▶ **読む文章**
__________________________________________________

Festina Lente2

Festina Lente(ゆっくりいそげ)から移行しました

コロー展へ

初めて会うおじさんは、かーちゃんのお友達。
旧友で親友。同級生で同窓生。同じクラブ。
似たような仕事らしい。漫画が好きな太ったおじさん。
ばーちゃんが珍しく外出する気になったので、
かーちゃんは計画を立てた。場所の下見までした。
でも、とーちゃんの田舎のひいお婆ちゃんが亡くなった。
お外に出たがらないばーちゃんのお出かけの予定に、
かーちゃんは、初めて会うおじさんと4人でドライブすると言う。


どうやら、おじさんと初めて会うのはわたしだけらしい。
ばーちゃんはおじさんを知っている。
おじさんもばーちゃんを知っている。
30年ぶりだと笑っている。かーちゃんも笑っている。
わたしが生まれる前から、みんな知り合いらしい。
わたしがどうこう言っても始まらないフォーメーション。
不思議なドライブが始まった。不思議な遠出が。


かーちゃんは助手席でしゃべり続けている。
おじさんの車にはナビがあるので、道には迷わないらしい。
でも機械は少々お馬鹿で気が利かない。
いつもと違う遠回りの道だったり、何だか変な感じ。
そういえば、チャイルドシート無しで車に乗るのも変な感じ。

__________________________________________________

[データセットの記録]
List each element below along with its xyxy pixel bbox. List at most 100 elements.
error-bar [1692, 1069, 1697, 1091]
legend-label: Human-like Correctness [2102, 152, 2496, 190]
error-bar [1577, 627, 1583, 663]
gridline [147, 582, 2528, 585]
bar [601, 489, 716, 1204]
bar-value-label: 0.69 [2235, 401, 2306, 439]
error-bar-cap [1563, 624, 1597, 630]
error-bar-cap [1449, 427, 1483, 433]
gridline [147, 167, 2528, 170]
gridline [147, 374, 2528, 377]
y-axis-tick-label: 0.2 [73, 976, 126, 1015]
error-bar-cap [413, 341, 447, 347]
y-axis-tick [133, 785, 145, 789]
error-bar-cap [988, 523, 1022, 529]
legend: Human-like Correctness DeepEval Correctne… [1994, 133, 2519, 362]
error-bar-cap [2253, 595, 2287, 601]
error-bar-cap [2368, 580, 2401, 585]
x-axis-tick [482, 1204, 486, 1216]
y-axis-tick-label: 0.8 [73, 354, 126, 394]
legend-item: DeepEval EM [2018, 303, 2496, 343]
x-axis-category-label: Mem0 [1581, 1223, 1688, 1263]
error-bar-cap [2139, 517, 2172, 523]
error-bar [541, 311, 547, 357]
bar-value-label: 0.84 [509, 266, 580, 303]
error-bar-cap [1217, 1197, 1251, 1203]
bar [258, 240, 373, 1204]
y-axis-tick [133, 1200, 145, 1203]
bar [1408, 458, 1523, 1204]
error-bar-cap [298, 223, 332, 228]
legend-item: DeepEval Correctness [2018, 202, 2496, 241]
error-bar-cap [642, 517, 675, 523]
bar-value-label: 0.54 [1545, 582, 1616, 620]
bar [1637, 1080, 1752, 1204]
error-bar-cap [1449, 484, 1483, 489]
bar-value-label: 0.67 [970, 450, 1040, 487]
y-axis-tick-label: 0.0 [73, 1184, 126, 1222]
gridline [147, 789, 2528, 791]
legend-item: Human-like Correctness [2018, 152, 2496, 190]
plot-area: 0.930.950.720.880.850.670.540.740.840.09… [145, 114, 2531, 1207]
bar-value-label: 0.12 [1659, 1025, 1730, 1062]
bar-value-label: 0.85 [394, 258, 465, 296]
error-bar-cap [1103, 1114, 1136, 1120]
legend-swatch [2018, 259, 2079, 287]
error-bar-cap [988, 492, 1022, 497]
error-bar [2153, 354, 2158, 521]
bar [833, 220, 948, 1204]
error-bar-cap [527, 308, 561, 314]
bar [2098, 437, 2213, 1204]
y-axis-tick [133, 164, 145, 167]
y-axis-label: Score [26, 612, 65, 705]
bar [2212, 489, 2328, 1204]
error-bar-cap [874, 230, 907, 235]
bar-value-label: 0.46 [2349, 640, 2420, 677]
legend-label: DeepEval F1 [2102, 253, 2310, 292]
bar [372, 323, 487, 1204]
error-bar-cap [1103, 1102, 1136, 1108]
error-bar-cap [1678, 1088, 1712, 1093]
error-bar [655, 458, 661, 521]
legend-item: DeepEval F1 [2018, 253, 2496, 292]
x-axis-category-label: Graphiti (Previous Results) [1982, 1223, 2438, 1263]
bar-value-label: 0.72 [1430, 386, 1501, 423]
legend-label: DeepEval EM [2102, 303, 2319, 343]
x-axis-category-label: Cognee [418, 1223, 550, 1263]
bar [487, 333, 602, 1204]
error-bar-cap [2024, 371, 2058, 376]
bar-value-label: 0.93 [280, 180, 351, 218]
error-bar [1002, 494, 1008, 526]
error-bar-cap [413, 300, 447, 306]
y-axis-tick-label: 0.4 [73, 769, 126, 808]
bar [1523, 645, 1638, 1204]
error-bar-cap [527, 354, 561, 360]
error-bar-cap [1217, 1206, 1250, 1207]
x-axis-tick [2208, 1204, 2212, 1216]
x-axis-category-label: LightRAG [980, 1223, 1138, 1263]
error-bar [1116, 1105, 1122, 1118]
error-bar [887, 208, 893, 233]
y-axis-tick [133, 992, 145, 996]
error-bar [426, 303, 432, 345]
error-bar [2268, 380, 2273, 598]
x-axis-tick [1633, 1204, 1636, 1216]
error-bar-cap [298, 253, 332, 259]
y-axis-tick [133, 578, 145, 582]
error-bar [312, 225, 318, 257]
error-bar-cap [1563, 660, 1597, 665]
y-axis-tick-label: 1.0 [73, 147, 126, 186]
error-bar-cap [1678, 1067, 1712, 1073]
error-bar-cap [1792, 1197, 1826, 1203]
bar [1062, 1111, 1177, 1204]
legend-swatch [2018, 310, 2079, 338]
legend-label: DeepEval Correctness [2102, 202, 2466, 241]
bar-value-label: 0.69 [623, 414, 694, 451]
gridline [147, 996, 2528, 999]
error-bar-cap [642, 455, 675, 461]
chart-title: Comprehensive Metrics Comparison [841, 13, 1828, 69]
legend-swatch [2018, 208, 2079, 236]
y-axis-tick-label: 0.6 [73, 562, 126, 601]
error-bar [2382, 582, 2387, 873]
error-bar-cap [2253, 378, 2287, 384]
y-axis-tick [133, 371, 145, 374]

__________________________________________________

▶ **やること**
[1] お出かけの文章について、次の問いに答えてください。答えにも同じ記号をつけてください。
(a) おじさんが好きなものは何ですか。
(b) 笑っているのは何年ぶりだからですか。
(c) かーちゃんは車のどの席に座っていますか。
[2] お出かけの文章を、最後の文のあとから書き足してください。
上の行は、お出かけの文章とはつながりがありません。

▶ **それぞれの答え**
[1]
(a) 漫画
(b) 30年ぶり
(c) 助手席

[2]
とーちゃんと来た時と違う道。
でも、かーちゃんが予約していたお店に着いた。
少々早く着き過ぎて時間が余った。
あわてんぼうのかーちゃんはカメラを忘れて、
使い捨てカメラを買いに行った。本当にもう、肝心な時に。
きっとかーちゃんは今日のことはブログには書けない。
写真も入れられない。デジカメが無いんだもの。
せっかくのお料理も写真に取れない。あーあ。


お子様ランチに、記念のお料理。前菜の器に丸ごと柿一つ。
ばーちゃんが手で割ってむしゃむしゃ食べた。
かーちゃんは食べてもいいのかどうか、お店の人に訊いていた。
おじさんは食べようとして、つるんと滑らせて下に落とした。
かーちゃんはスプーンでくるりと掬って、私にくれた。
それから栗ご飯を小さな釜で炊き、おこげまで食べた。
お肉も松茸と焼いた。ライチ味のシャーベットも食べた。


車で博物館へ着いた。おじさんは駐車場を探しに行った。
荷物をロッカーに預けていたら、すぐにおじさんがやって来た。
かーちゃんは、JAFでチケットを買うと安いんだよと教えていた。
大人用しかなかったけれど、音声ガイドを付けながら回った。
ばーちゃんは、わたしが一人で見て回るのを心配した。
わたしもばーちゃんが一人で立っているで、心配だった。
でも、一人で自由に見られる方が楽しい。


見終わった後、かーちゃんが「好きな葉書を買ってもいいよ」と言った。
いつもより少し多めに選んで買った。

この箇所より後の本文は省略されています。